- [OBJECTIVE]
Which lines in the records below contain the word "help"? Copy each of them.

___ STORED DATA

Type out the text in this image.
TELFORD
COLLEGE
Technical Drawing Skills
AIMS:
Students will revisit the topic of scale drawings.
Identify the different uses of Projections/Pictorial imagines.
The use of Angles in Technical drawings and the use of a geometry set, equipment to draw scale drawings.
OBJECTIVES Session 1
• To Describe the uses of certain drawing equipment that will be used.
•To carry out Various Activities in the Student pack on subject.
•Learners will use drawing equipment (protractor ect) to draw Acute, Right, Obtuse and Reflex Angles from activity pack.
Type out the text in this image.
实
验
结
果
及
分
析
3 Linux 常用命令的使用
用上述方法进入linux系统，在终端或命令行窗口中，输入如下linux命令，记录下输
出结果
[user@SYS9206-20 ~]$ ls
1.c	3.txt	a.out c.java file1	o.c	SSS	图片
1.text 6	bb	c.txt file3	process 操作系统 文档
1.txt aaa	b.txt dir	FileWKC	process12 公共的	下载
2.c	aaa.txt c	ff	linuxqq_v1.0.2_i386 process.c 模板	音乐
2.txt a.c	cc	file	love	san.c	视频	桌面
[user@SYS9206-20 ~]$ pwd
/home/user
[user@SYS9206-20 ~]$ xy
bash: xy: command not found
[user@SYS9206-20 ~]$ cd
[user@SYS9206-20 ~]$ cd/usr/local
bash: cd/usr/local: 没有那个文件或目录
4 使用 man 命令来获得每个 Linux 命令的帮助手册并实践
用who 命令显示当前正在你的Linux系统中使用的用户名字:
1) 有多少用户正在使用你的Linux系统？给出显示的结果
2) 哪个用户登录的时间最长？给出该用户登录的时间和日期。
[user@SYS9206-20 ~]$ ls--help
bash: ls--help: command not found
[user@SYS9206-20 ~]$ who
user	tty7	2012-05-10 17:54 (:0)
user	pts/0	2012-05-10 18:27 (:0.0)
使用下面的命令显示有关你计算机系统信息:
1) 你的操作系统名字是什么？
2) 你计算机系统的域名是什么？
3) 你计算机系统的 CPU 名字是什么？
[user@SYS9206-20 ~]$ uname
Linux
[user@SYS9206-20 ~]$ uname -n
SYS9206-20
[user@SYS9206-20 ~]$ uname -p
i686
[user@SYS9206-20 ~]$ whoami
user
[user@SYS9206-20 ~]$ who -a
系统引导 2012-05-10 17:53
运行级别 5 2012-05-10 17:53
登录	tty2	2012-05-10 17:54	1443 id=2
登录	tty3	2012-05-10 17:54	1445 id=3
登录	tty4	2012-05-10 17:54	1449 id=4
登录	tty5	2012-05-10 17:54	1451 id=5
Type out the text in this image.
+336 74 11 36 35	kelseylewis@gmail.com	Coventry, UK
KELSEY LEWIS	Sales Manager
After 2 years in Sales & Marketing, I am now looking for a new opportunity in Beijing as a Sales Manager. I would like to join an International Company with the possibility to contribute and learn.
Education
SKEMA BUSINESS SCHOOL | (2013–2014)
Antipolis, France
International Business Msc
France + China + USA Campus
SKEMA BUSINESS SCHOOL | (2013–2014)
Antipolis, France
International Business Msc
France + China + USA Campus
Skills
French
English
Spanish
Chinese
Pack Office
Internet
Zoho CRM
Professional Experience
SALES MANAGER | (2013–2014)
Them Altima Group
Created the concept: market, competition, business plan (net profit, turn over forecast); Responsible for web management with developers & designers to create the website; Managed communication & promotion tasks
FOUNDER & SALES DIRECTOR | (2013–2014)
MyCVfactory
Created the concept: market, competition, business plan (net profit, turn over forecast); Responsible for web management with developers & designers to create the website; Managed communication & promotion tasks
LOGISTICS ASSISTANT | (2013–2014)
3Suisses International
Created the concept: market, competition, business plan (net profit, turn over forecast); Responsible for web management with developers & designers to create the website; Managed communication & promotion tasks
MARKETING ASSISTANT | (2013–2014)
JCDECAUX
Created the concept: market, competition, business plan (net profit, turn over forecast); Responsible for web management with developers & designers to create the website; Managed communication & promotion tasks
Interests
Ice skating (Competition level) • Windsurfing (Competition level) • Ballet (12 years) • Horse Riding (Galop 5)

______

- [EXERCISE RESULT]
[user@SYS9206-20 ~]$ ls--help
bash: ls--help: command not found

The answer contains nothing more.